#### [What is being asked]
Please count the lines below that contain the word "сопротивления", and reply with that number alone.

#### [The input]
************

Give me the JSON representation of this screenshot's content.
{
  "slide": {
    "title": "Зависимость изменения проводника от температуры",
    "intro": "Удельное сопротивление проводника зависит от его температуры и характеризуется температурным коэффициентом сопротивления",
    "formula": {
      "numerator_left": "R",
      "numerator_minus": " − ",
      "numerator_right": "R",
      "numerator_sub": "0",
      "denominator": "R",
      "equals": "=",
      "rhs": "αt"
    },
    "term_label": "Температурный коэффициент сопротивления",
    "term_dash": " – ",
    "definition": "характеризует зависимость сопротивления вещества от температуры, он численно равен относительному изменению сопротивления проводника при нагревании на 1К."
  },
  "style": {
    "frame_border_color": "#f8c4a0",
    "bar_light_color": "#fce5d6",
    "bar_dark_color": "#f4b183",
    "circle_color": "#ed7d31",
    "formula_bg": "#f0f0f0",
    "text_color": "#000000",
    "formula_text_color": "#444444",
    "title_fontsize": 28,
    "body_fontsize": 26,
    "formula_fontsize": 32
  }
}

************

#### [Solution for this exercise]
3